§ Short task:
Select the lines of the records containing the word "text" and list them.

Figure data in JSON
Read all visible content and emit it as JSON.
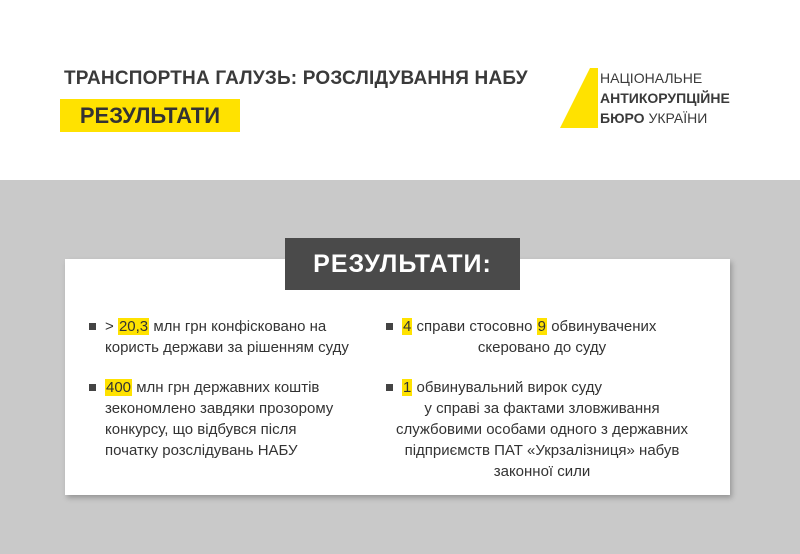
{
  "header": {
    "title": "ТРАНСПОРТНА ГАЛУЗЬ: РОЗСЛІДУВАННЯ НАБУ",
    "badge": "РЕЗУЛЬТАТИ"
  },
  "logo": {
    "line1": "НАЦІОНАЛЬНЕ",
    "line2": "АНТИКОРУПЦІЙНЕ",
    "line3_bold": "БЮРО",
    "line3_rest": "УКРАЇНИ"
  },
  "panel": {
    "label": "РЕЗУЛЬТАТИ:",
    "items": [
      {
        "first_line": [
          {
            "text": ">"
          },
          {
            "mark": "20,3"
          },
          {
            "text": "млн грн конфісковано на"
          }
        ],
        "lines": [
          "користь держави за рішенням суду"
        ]
      },
      {
        "first_line": [
          {
            "mark": "400"
          },
          {
            "text": "млн грн державних коштів"
          }
        ],
        "lines": [
          "зекономлено завдяки прозорому",
          "конкурсу, що відбувся після",
          "початку розслідувань НАБУ"
        ]
      },
      {
        "first_line": [
          {
            "mark": "4"
          },
          {
            "text": "справи стосовно"
          },
          {
            "mark": "9"
          },
          {
            "text": "обвинувачених"
          }
        ],
        "lines": [
          "скеровано до суду"
        ]
      },
      {
        "first_line": [
          {
            "mark": "1"
          },
          {
            "text": "обвинувальний вирок суду"
          }
        ],
        "lines": [
          "у справі за фактами зловживання",
          "службовими особами одного з державних",
          "підприємств ПАТ «Укрзалізниця» набув",
          "законної сили"
        ]
      }
    ]
  }
}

§ Result below:
            "text": ">"
            "text": "млн грн конфісковано на"
            "text": "млн грн державних коштів"
            "text": "справи стосовно"
            "text": "обвинувачених"
            "text": "обвинувальний вирок суду"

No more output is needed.